== WHAT THIS TASK INVOLVES ==
Your task is to tally the lines of the listing containing the word "handle" and report the figure alone.

== EXTRACTED DATA ==
* * *

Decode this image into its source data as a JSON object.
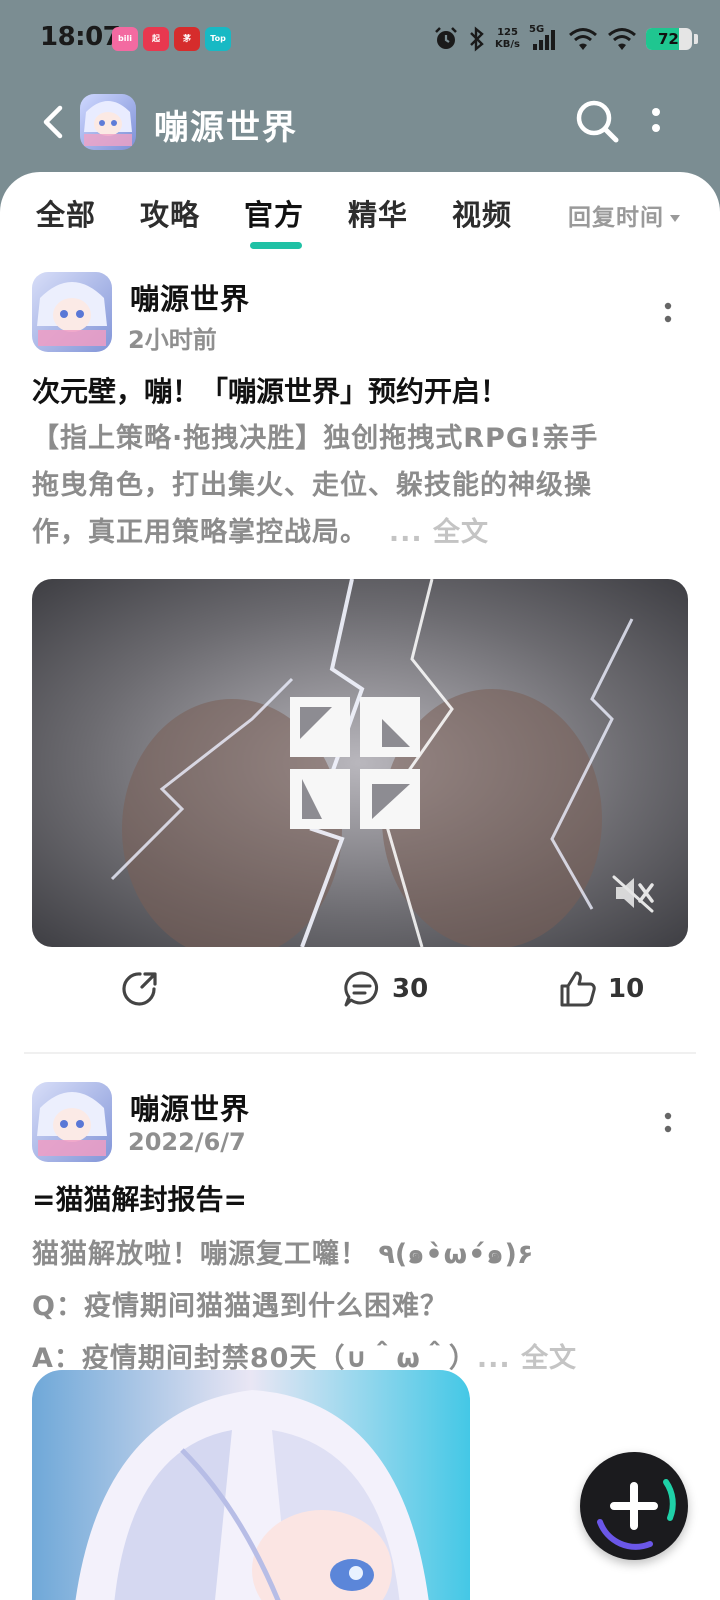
{
  "status_bar": {
    "time": "18:07",
    "notification_icons": [
      "bilibili",
      "起点",
      "茅台",
      "Top"
    ],
    "net_speed_value": "125",
    "net_speed_unit": "KB/s",
    "network": "5G",
    "battery": "72",
    "battery_level": 0.72
  },
  "header": {
    "title": "嘣源世界"
  },
  "tabs": [
    {
      "label": "全部"
    },
    {
      "label": "攻略"
    },
    {
      "label": "官方"
    },
    {
      "label": "精华"
    },
    {
      "label": "视频"
    }
  ],
  "active_tab": "官方",
  "sort": {
    "label": "回复时间"
  },
  "posts": [
    {
      "author": "嘣源世界",
      "time": "2小时前",
      "title": "次元壁，嘣！「嘣源世界」预约开启！",
      "body_lines": [
        "【指上策略·拖拽决胜】独创拖拽式RPG!亲手",
        "拖曳角色，打出集火、走位、躲技能的神级操",
        "作，真正用策略掌控战局。"
      ],
      "ellipsis": "...",
      "full_text_label": "全文",
      "media_logo": "BONG",
      "comments": "30",
      "likes": "10"
    },
    {
      "author": "嘣源世界",
      "time": "2022/6/7",
      "title": "=猫猫解封报告=",
      "body_lines": [
        "猫猫解放啦！嘣源复工囖！ ٩(๑•̀ω•́๑)۶",
        "Q：疫情期间猫猫遇到什么困难？",
        "A：疫情期间封禁80天（∪＾ω＾）"
      ],
      "ellipsis": "...",
      "full_text_label": "全文"
    }
  ],
  "colors": {
    "header_bg": "#7b8d92",
    "accent": "#1fc1a5",
    "battery": "#1fc690"
  }
}
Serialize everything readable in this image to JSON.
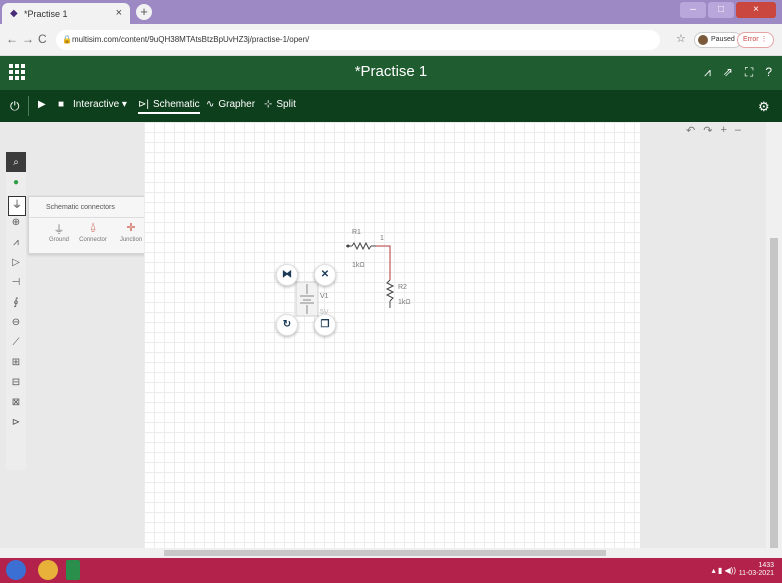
{
  "browser": {
    "tab_title": "*Practise 1",
    "tab_close": "×",
    "new_tab": "+",
    "url": "multisim.com/content/9uQH38MTAtsBtzBpUvHZ3j/practise-1/open/",
    "profile_label": "Paused",
    "error_label": "Error",
    "min": "–",
    "max": "□",
    "close": "×"
  },
  "app": {
    "title": "*Practise 1"
  },
  "toolbar": {
    "power_icon": "power-icon",
    "interactive_label": "Interactive ▾",
    "tabs": [
      {
        "label": "Schematic",
        "active": true
      },
      {
        "label": "Grapher",
        "active": false
      },
      {
        "label": "Split",
        "active": false
      }
    ]
  },
  "palette": {
    "popup_title": "Schematic connectors",
    "popup_items": [
      {
        "label": "Ground",
        "icon": "ground-icon"
      },
      {
        "label": "Connector",
        "icon": "connector-icon"
      },
      {
        "label": "Junction",
        "icon": "junction-icon"
      }
    ]
  },
  "schematic": {
    "r1_name": "R1",
    "r1_value": "1kΩ",
    "r2_name": "R2",
    "r2_value": "1kΩ",
    "net_label": "1",
    "v1_name": "V1",
    "v1_value": "5V"
  },
  "taskbar": {
    "time": "1433",
    "date": "11-03-2021"
  },
  "colors": {
    "app_header": "#1f5c30",
    "toolbar": "#0e3f1c",
    "wire": "#b23a3a",
    "taskbar": "#b2224a"
  }
}
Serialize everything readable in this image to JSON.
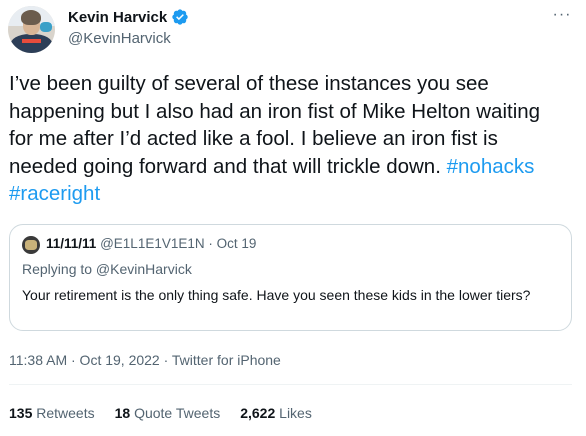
{
  "author": {
    "display_name": "Kevin Harvick",
    "handle": "@KevinHarvick",
    "verified": true
  },
  "tweet": {
    "text": "I’ve been guilty of several of these instances you see happening but I also had an iron fist of Mike Helton waiting for me after I’d acted like a fool. I believe an iron fist is needed going forward and that will trickle down.",
    "hashtags": [
      "#nohacks",
      "#raceright"
    ],
    "timestamp": "11:38 AM · Oct 19, 2022 · Twitter for iPhone"
  },
  "quoted_tweet": {
    "display_name": "11/11/11",
    "handle": "@E1L1E1V1E1N",
    "date": "· Oct 19",
    "replying_to": "Replying to @KevinHarvick",
    "text": "Your retirement is the only thing safe. Have you seen these kids in the lower tiers?"
  },
  "stats": [
    {
      "count": "135",
      "label": "Retweets"
    },
    {
      "count": "18",
      "label": "Quote Tweets"
    },
    {
      "count": "2,622",
      "label": "Likes"
    }
  ],
  "icons": {
    "more": "more-dots-icon",
    "verified": "verified-badge-icon"
  },
  "colors": {
    "accent": "#1d9bf0",
    "secondary_text": "#536471",
    "border": "#cfd9de"
  }
}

* * *

== WRITTEN REPLY ==
2